→ Complete the following:
1. Copy the passage of the text on program delivery formats between "How the formats" and "calls or email.", inclusive.
2. Write out the rows from the first one through the line holding "weekday-header-sunday: Sunday <box>31", both ends included.

→ Text block:
————————
The data
CAHIIM publishes content delivery mode for each accredited program. Across all 350 currently active programs:
| Level | Online | Hybrid | Campus only | Total |
|---|---|---|---|---|
| Associate (RHIT path) | 128 | 76 | 12 | 216 |
| Bachelor's (RHIA path) | 36 | 21 | 11 | 68 |
| Master's (HIM/HI) | 34 | 13 | 3 | 50 |
| All levels | 206 | 117 | 26 | 350 |
The associate degree (RHIT pathway) and master's degree levels have gone furthest online. Associate degree programs are dominated by online community-college offerings designed for working adults. Master's programs are dominated by online MSHI programs designed for working healthcare professionals.
How the formats differ
Fully online programs
Course content is delivered via a learning management system (Canvas, Blackboard, D2L) with pre-recorded lectures, discussion boards, and weekly assignments. Some programs add live synchronous sessions weekly or biweekly; others are fully asynchronous. Exams are typically proctored remotely via services like Honorlock or ProctorU. Group projects happen via Zoom and shared workspaces. Faculty office hours are video calls or email.
Hybrid programs
Hybrid (CAHIIM's "Campus Based, Online" classification) typically means students complete most coursework online but attend on-campus for specific intensive sessions, lab work, exams, or capstone presentations. The on-campus footprint varies dramatically: some hybrid programs require one weekend per semester, others require weekly in-person sessions.
————————
→ Supplied records:
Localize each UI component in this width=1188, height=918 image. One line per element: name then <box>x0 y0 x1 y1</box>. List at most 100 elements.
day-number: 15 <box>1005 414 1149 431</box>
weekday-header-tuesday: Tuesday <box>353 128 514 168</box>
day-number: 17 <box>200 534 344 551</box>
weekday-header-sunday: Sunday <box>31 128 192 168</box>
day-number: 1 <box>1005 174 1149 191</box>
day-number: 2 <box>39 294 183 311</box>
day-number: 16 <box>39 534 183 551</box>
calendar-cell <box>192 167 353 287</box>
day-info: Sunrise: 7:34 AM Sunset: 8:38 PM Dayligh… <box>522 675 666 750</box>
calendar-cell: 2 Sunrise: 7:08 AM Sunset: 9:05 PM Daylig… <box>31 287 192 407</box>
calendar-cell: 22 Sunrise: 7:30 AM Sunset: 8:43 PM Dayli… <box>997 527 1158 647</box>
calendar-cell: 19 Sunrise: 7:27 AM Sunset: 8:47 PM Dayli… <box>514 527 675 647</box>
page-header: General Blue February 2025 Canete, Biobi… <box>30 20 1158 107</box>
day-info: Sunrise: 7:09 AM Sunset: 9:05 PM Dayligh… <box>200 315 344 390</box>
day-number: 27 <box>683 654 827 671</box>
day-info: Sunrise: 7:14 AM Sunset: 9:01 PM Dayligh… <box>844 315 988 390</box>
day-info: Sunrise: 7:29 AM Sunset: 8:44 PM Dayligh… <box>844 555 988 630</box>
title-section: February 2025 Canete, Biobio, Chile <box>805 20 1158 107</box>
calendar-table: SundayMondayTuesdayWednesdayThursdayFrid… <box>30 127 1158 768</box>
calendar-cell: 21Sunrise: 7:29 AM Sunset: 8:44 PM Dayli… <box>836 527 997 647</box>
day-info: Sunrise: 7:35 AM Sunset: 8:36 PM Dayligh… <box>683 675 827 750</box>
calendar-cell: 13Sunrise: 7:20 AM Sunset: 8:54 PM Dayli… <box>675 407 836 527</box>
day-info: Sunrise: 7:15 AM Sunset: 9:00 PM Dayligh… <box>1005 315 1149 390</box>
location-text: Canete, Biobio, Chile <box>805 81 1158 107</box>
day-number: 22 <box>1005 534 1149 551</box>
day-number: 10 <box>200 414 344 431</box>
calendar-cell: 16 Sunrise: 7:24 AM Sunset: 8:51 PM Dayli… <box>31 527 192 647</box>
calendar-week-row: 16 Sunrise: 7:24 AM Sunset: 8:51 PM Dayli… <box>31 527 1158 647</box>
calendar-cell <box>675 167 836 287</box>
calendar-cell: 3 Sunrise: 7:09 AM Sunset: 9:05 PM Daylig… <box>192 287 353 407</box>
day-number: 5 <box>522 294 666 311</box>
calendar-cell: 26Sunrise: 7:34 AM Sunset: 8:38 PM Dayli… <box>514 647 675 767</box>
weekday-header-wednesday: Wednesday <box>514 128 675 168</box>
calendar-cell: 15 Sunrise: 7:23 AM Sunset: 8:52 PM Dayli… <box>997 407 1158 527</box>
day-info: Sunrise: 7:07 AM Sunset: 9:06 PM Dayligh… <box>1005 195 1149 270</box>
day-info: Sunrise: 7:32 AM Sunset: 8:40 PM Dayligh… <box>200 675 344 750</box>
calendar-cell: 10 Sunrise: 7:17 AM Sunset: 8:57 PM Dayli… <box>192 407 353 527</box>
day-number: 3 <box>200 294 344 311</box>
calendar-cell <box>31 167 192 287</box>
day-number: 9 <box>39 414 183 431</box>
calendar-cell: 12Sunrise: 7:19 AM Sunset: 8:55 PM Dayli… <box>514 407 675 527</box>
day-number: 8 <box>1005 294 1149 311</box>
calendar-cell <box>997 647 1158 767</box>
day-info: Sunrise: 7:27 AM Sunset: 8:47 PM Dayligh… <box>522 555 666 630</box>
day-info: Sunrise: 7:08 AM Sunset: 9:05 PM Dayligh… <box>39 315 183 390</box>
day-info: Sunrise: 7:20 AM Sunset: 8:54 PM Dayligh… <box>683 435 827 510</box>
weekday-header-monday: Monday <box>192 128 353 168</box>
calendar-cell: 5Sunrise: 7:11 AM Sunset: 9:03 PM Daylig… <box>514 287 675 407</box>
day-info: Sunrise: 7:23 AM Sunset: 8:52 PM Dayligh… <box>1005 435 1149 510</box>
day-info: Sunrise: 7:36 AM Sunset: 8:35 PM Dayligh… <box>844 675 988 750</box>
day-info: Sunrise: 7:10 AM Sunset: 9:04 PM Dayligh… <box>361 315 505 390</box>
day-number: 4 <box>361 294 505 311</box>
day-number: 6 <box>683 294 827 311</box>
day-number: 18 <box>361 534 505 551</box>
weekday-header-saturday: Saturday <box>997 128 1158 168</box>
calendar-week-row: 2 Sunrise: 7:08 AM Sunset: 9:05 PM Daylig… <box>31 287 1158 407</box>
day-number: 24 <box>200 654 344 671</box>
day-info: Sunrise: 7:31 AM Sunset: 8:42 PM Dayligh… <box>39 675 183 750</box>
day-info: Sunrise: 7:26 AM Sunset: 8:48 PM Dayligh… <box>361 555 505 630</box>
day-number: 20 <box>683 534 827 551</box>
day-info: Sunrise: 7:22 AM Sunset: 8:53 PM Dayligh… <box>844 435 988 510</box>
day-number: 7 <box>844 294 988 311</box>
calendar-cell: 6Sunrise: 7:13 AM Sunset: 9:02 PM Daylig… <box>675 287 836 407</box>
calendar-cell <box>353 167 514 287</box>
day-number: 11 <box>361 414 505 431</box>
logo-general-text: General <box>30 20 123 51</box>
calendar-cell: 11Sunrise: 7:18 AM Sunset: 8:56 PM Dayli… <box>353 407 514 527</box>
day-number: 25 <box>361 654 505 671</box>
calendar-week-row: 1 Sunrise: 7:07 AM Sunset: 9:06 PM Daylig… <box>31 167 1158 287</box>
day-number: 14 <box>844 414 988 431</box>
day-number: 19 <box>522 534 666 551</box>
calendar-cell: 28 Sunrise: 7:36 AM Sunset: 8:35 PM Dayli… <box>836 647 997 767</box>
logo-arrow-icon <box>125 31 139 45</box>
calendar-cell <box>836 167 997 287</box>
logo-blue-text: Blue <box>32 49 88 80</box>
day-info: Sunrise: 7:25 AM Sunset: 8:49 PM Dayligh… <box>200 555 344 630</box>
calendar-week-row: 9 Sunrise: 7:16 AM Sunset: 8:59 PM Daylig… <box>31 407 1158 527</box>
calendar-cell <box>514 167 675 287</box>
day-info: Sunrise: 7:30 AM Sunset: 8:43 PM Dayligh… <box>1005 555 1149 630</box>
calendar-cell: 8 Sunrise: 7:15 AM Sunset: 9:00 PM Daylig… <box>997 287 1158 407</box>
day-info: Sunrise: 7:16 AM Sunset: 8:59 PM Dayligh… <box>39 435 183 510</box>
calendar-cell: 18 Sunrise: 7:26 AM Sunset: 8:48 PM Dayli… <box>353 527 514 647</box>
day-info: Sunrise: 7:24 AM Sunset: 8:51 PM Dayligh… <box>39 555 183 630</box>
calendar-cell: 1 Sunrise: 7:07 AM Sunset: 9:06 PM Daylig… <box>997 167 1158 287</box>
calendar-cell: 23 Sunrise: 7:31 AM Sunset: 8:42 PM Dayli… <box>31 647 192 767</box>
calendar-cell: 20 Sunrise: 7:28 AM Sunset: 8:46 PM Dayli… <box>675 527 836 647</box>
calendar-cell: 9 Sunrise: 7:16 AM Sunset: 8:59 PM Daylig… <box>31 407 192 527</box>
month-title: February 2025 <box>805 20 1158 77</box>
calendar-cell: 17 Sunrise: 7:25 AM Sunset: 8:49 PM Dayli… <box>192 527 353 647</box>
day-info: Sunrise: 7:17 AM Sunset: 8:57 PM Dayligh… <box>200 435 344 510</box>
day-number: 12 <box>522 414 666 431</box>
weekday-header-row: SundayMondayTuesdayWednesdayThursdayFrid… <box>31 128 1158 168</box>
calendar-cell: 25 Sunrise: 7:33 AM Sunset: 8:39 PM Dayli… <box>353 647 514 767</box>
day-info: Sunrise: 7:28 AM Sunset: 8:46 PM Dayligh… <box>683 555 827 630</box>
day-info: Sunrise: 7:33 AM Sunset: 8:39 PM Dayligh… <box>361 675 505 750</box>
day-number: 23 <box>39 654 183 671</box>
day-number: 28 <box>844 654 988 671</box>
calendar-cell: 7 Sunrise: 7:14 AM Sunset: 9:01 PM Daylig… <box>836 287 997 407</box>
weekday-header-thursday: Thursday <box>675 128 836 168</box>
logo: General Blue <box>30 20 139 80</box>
————————
→ Responses per task:
1.
How the formats differ
Fully online programs
Course content is delivered via a learning management system (Canvas, Blackboard, D2L) with pre-recorded lectures, discussion boards, and weekly assignments. Some programs add live synchronous sessions weekly or biweekly; others are fully asynchronous. Exams are typically proctored remotely via services like Honorlock or ProctorU. Group projects happen via Zoom and shared workspaces. Faculty office hours are video calls or email.

2.
Localize each UI component in this width=1188, height=918 image. One line per element: name then <box>x0 y0 x1 y1</box>. List at most 100 elements.
day-number: 15 <box>1005 414 1149 431</box>
weekday-header-tuesday: Tuesday <box>353 128 514 168</box>
day-number: 17 <box>200 534 344 551</box>
weekday-header-sunday: Sunday <box>31 128 192 168</box>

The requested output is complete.